> Problem description: Repeat the records word for word, excluding any picture.

> Figure contents as structured data:
##############################

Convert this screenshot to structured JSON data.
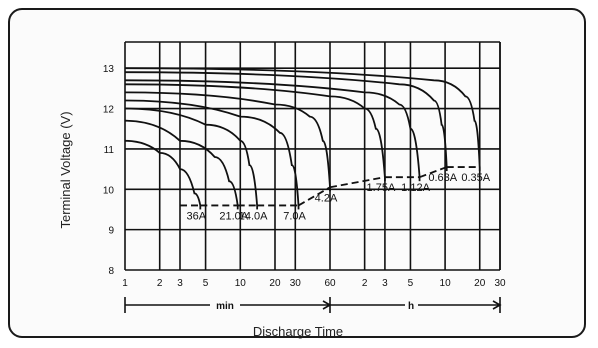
{
  "chart_data": {
    "type": "line",
    "title": "",
    "xlabel": "Discharge Time",
    "ylabel": "Terminal Voltage (V)",
    "ylim": [
      8,
      13.5
    ],
    "y_ticks": [
      "8",
      "9",
      "10",
      "11",
      "12",
      "13"
    ],
    "x_ticks": [
      "1",
      "2",
      "3",
      "5",
      "10",
      "20",
      "30",
      "60",
      "2",
      "3",
      "5",
      "10",
      "20",
      "30"
    ],
    "x_unit_labels": [
      "min",
      "h"
    ],
    "grid": true,
    "x_scale": "log",
    "series": [
      {
        "name": "36A",
        "cutoff_voltage": 9.6,
        "points": [
          [
            1,
            11.2
          ],
          [
            2,
            10.9
          ],
          [
            3,
            10.5
          ],
          [
            4,
            9.9
          ],
          [
            4.5,
            9.6
          ]
        ]
      },
      {
        "name": "21.0A",
        "cutoff_voltage": 9.6,
        "points": [
          [
            1,
            11.7
          ],
          [
            3,
            11.2
          ],
          [
            6,
            10.8
          ],
          [
            8,
            10.2
          ],
          [
            9.5,
            9.6
          ]
        ]
      },
      {
        "name": "14.0A",
        "cutoff_voltage": 9.6,
        "points": [
          [
            1,
            12.0
          ],
          [
            5,
            11.6
          ],
          [
            10,
            11.2
          ],
          [
            12,
            10.6
          ],
          [
            14,
            9.6
          ]
        ]
      },
      {
        "name": "7.0A",
        "cutoff_voltage": 9.6,
        "points": [
          [
            1,
            12.2
          ],
          [
            10,
            11.8
          ],
          [
            22,
            11.4
          ],
          [
            28,
            10.6
          ],
          [
            32,
            9.6
          ]
        ]
      },
      {
        "name": "4.2A",
        "cutoff_voltage": 10.05,
        "points": [
          [
            1,
            12.4
          ],
          [
            20,
            12.1
          ],
          [
            40,
            11.8
          ],
          [
            52,
            11.2
          ],
          [
            60,
            10.05
          ]
        ]
      },
      {
        "name": "1.75A",
        "cutoff_voltage": 10.3,
        "points": [
          [
            1,
            12.6
          ],
          [
            60,
            12.3
          ],
          [
            120,
            12.0
          ],
          [
            150,
            11.5
          ],
          [
            180,
            10.3
          ]
        ]
      },
      {
        "name": "1.12A",
        "cutoff_voltage": 10.3,
        "points": [
          [
            1,
            12.7
          ],
          [
            120,
            12.4
          ],
          [
            240,
            12.1
          ],
          [
            300,
            11.5
          ],
          [
            360,
            10.3
          ]
        ]
      },
      {
        "name": "0.63A",
        "cutoff_voltage": 10.55,
        "points": [
          [
            1,
            12.9
          ],
          [
            240,
            12.6
          ],
          [
            480,
            12.2
          ],
          [
            560,
            11.6
          ],
          [
            620,
            10.55
          ]
        ]
      },
      {
        "name": "0.35A",
        "cutoff_voltage": 10.55,
        "points": [
          [
            1,
            13.0
          ],
          [
            480,
            12.7
          ],
          [
            900,
            12.3
          ],
          [
            1080,
            11.7
          ],
          [
            1200,
            10.55
          ]
        ]
      }
    ]
  }
}
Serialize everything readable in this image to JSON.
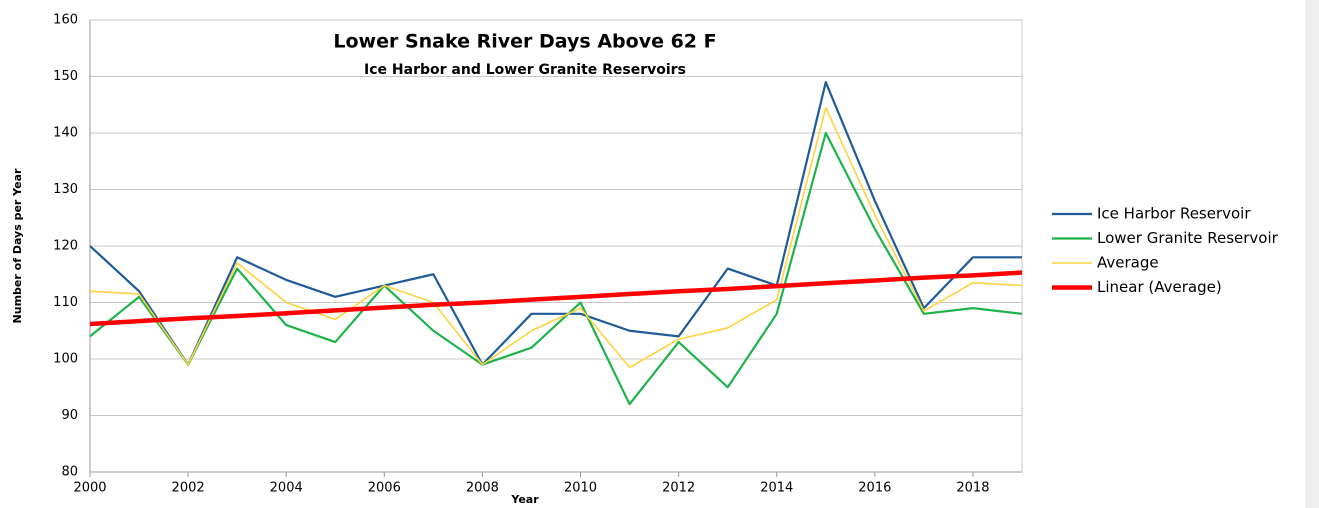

##############################

> The completed task:
Convert this screenshot to structured JSON data.
{
  "chart_data": {
    "type": "line",
    "title": "",
    "xlabel": "Discharge Time",
    "ylabel": "Terminal Voltage (V)",
    "ylim": [
      8,
      13.5
    ],
    "y_ticks": [
      "8",
      "9",
      "10",
      "11",
      "12",
      "13"
    ],
    "x_ticks": [
      "1",
      "2",
      "3",
      "5",
      "10",
      "20",
      "30",
      "60",
      "2",
      "3",
      "5",
      "10",
      "20",
      "30"
    ],
    "x_unit_labels": [
      "min",
      "h"
    ],
    "grid": true,
    "x_scale": "log",
    "series": [
      {
        "name": "36A",
        "cutoff_voltage": 9.6,
        "points": [
          [
            1,
            11.2
          ],
          [
            2,
            10.9
          ],
          [
            3,
            10.5
          ],
          [
            4,
            9.9
          ],
          [
            4.5,
            9.6
          ]
        ]
      },
      {
        "name": "21.0A",
        "cutoff_voltage": 9.6,
        "points": [
          [
            1,
            11.7
          ],
          [
            3,
            11.2
          ],
          [
            6,
            10.8
          ],
          [
            8,
            10.2
          ],
          [
            9.5,
            9.6
          ]
        ]
      },
      {
        "name": "14.0A",
        "cutoff_voltage": 9.6,
        "points": [
          [
            1,
            12.0
          ],
          [
            5,
            11.6
          ],
          [
            10,
            11.2
          ],
          [
            12,
            10.6
          ],
          [
            14,
            9.6
          ]
        ]
      },
      {
        "name": "7.0A",
        "cutoff_voltage": 9.6,
        "points": [
          [
            1,
            12.2
          ],
          [
            10,
            11.8
          ],
          [
            22,
            11.4
          ],
          [
            28,
            10.6
          ],
          [
            32,
            9.6
          ]
        ]
      },
      {
        "name": "4.2A",
        "cutoff_voltage": 10.05,
        "points": [
          [
            1,
            12.4
          ],
          [
            20,
            12.1
          ],
          [
            40,
            11.8
          ],
          [
            52,
            11.2
          ],
          [
            60,
            10.05
          ]
        ]
      },
      {
        "name": "1.75A",
        "cutoff_voltage": 10.3,
        "points": [
          [
            1,
            12.6
          ],
          [
            60,
            12.3
          ],
          [
            120,
            12.0
          ],
          [
            150,
            11.5
          ],
          [
            180,
            10.3
          ]
        ]
      },
      {
        "name": "1.12A",
        "cutoff_voltage": 10.3,
        "points": [
          [
            1,
            12.7
          ],
          [
            120,
            12.4
          ],
          [
            240,
            12.1
          ],
          [
            300,
            11.5
          ],
          [
            360,
            10.3
          ]
        ]
      },
      {
        "name": "0.63A",
        "cutoff_voltage": 10.55,
        "points": [
          [
            1,
            12.9
          ],
          [
            240,
            12.6
          ],
          [
            480,
            12.2
          ],
          [
            560,
            11.6
          ],
          [
            620,
            10.55
          ]
        ]
      },
      {
        "name": "0.35A",
        "cutoff_voltage": 10.55,
        "points": [
          [
            1,
            13.0
          ],
          [
            480,
            12.7
          ],
          [
            900,
            12.3
          ],
          [
            1080,
            11.7
          ],
          [
            1200,
            10.55
          ]
        ]
      }
    ]
  }
}
Serialize everything readable in this image to JSON.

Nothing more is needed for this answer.